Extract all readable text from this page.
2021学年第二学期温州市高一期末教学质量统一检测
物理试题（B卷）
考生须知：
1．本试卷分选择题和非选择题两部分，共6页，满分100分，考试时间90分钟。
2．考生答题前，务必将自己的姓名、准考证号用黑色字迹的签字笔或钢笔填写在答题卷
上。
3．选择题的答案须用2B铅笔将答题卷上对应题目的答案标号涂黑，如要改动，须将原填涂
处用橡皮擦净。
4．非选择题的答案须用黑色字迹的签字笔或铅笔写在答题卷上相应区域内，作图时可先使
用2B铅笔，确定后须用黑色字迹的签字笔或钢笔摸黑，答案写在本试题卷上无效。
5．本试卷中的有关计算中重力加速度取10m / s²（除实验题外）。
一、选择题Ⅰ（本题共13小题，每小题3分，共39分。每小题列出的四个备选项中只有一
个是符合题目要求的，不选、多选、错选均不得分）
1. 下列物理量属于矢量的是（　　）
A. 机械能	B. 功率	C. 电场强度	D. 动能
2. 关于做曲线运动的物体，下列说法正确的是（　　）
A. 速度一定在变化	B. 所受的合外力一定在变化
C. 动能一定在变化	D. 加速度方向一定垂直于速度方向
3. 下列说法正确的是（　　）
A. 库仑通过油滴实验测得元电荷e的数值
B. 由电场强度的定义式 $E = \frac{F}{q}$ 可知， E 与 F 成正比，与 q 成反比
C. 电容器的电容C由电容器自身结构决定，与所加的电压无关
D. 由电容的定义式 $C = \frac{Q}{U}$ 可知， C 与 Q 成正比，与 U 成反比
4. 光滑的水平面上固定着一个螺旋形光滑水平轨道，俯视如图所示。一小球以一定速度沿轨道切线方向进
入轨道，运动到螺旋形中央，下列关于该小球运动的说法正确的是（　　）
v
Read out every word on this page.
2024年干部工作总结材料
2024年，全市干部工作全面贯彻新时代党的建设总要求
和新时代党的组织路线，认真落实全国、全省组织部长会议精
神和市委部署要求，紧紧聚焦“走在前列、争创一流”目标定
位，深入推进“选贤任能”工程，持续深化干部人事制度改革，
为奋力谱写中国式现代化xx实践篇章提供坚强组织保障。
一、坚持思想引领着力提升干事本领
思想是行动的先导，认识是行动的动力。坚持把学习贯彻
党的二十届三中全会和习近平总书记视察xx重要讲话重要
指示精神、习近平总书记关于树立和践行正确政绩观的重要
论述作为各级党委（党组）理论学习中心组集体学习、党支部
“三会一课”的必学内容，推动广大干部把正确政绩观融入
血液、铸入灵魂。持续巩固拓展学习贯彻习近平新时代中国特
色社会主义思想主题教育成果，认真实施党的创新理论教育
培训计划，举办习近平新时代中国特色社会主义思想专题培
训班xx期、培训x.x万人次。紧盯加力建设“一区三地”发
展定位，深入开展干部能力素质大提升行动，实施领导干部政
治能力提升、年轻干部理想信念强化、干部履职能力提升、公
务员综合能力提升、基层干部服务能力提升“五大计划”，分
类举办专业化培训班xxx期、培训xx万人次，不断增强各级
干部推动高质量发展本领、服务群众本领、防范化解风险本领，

> [Directive] Copy out every line of the data that includes the word "this".

> [Complete response]
Extract all readable text from this page.
Read out every word on this page.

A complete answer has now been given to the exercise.